§ Work required: Print every one of the lines below verbatim, without changing or leaving out anything.

§ Records provided:

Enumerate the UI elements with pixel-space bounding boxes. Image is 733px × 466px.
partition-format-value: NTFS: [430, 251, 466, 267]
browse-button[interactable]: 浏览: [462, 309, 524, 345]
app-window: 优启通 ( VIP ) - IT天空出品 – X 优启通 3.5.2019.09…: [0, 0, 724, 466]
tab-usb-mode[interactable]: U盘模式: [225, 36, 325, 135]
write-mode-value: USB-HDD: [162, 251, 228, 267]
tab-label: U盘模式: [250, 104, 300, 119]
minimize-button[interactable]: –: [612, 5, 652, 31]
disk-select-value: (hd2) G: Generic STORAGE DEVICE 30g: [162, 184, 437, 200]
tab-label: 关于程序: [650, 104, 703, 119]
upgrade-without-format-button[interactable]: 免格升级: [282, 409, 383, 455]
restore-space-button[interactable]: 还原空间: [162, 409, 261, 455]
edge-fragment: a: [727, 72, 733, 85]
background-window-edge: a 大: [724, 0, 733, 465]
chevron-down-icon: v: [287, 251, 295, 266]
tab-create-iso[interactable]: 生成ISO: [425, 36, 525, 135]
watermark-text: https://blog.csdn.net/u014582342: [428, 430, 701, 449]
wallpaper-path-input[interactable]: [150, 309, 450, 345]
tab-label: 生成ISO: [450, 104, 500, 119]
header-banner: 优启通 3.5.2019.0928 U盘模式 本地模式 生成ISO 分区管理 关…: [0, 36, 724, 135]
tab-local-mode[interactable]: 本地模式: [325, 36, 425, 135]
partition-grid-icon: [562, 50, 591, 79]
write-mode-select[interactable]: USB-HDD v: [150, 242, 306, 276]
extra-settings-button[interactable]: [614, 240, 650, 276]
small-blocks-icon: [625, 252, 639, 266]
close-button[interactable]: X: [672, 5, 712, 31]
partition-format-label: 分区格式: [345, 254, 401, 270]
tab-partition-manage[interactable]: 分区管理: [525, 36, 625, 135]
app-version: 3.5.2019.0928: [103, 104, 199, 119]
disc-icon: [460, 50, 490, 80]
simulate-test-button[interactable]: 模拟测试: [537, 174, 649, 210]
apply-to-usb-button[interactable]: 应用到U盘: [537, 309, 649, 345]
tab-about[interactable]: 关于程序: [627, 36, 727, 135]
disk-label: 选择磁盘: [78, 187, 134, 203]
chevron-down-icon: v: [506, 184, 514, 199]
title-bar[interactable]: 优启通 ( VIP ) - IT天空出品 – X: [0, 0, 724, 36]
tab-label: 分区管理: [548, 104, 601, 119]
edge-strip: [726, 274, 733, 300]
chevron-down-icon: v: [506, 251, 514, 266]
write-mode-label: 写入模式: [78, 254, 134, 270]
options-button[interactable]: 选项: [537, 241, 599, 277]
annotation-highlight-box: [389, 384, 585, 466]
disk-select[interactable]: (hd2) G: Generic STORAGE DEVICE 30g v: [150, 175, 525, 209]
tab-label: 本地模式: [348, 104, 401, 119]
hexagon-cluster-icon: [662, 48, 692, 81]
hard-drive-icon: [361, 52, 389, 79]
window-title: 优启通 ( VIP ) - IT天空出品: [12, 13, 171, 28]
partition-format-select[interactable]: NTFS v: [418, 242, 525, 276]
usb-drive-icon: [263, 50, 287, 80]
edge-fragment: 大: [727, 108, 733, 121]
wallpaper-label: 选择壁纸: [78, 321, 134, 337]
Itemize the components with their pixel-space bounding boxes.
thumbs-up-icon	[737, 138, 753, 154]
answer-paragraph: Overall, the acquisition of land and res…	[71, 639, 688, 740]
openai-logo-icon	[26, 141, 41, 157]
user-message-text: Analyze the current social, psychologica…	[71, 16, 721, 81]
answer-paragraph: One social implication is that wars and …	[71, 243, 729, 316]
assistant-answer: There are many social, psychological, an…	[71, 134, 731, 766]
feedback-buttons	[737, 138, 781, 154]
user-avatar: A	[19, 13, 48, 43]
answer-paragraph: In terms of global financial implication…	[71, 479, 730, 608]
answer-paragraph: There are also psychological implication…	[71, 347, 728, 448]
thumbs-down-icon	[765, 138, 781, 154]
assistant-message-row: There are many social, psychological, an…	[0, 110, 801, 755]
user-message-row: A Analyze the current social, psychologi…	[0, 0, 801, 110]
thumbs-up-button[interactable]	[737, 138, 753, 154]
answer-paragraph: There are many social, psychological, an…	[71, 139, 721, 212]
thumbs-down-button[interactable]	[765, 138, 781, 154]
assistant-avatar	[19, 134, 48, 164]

§ Task answer:
Enumerate the UI elements with pixel-space bounding boxes. Image is 733px × 466px.
partition-format-value: NTFS: [430, 251, 466, 267]
browse-button[interactable]: 浏览: [462, 309, 524, 345]
app-window: 优启通 ( VIP ) - IT天空出品 – X 优启通 3.5.2019.09…: [0, 0, 724, 466]
tab-usb-mode[interactable]: U盘模式: [225, 36, 325, 135]
write-mode-value: USB-HDD: [162, 251, 228, 267]
tab-label: U盘模式: [250, 104, 300, 119]
minimize-button[interactable]: –: [612, 5, 652, 31]
disk-select-value: (hd2) G: Generic STORAGE DEVICE 30g: [162, 184, 437, 200]
tab-label: 关于程序: [650, 104, 703, 119]
upgrade-without-format-button[interactable]: 免格升级: [282, 409, 383, 455]
restore-space-button[interactable]: 还原空间: [162, 409, 261, 455]
edge-fragment: a: [727, 72, 733, 85]
background-window-edge: a 大: [724, 0, 733, 465]
chevron-down-icon: v: [287, 251, 295, 266]
tab-create-iso[interactable]: 生成ISO: [425, 36, 525, 135]
watermark-text: https://blog.csdn.net/u014582342: [428, 430, 701, 449]
wallpaper-path-input[interactable]: [150, 309, 450, 345]
tab-label: 生成ISO: [450, 104, 500, 119]
header-banner: 优启通 3.5.2019.0928 U盘模式 本地模式 生成ISO 分区管理 关…: [0, 36, 724, 135]
tab-local-mode[interactable]: 本地模式: [325, 36, 425, 135]
partition-grid-icon: [562, 50, 591, 79]
write-mode-select[interactable]: USB-HDD v: [150, 242, 306, 276]
extra-settings-button[interactable]: [614, 240, 650, 276]
small-blocks-icon: [625, 252, 639, 266]
close-button[interactable]: X: [672, 5, 712, 31]
partition-format-label: 分区格式: [345, 254, 401, 270]
tab-partition-manage[interactable]: 分区管理: [525, 36, 625, 135]
app-version: 3.5.2019.0928: [103, 104, 199, 119]
disc-icon: [460, 50, 490, 80]
simulate-test-button[interactable]: 模拟测试: [537, 174, 649, 210]
apply-to-usb-button[interactable]: 应用到U盘: [537, 309, 649, 345]
tab-about[interactable]: 关于程序: [627, 36, 727, 135]
disk-label: 选择磁盘: [78, 187, 134, 203]
chevron-down-icon: v: [506, 184, 514, 199]
title-bar[interactable]: 优启通 ( VIP ) - IT天空出品 – X: [0, 0, 724, 36]
tab-label: 分区管理: [548, 104, 601, 119]
edge-strip: [726, 274, 733, 300]
chevron-down-icon: v: [506, 251, 514, 266]
write-mode-label: 写入模式: [78, 254, 134, 270]
options-button[interactable]: 选项: [537, 241, 599, 277]
annotation-highlight-box: [389, 384, 585, 466]
disk-select[interactable]: (hd2) G: Generic STORAGE DEVICE 30g v: [150, 175, 525, 209]
tab-label: 本地模式: [348, 104, 401, 119]
hexagon-cluster-icon: [662, 48, 692, 81]
hard-drive-icon: [361, 52, 389, 79]
window-title: 优启通 ( VIP ) - IT天空出品: [12, 13, 171, 28]
partition-format-select[interactable]: NTFS v: [418, 242, 525, 276]
usb-drive-icon: [263, 50, 287, 80]
edge-fragment: 大: [727, 108, 733, 121]
wallpaper-label: 选择壁纸: [78, 321, 134, 337]
Itemize the components with their pixel-space bounding boxes.
thumbs-up-icon	[737, 138, 753, 154]
answer-paragraph: Overall, the acquisition of land and res…	[71, 639, 688, 740]
openai-logo-icon	[26, 141, 41, 157]
user-message-text: Analyze the current social, psychologica…	[71, 16, 721, 81]
answer-paragraph: One social implication is that wars and …	[71, 243, 729, 316]
assistant-answer: There are many social, psychological, an…	[71, 134, 731, 766]
feedback-buttons	[737, 138, 781, 154]
user-avatar: A	[19, 13, 48, 43]
answer-paragraph: In terms of global financial implication…	[71, 479, 730, 608]
answer-paragraph: There are also psychological implication…	[71, 347, 728, 448]
thumbs-down-icon	[765, 138, 781, 154]
assistant-message-row: There are many social, psychological, an…	[0, 110, 801, 755]
user-message-row: A Analyze the current social, psychologi…	[0, 0, 801, 110]
thumbs-up-button[interactable]	[737, 138, 753, 154]
answer-paragraph: There are many social, psychological, an…	[71, 139, 721, 212]
thumbs-down-button[interactable]	[765, 138, 781, 154]
assistant-avatar	[19, 134, 48, 164]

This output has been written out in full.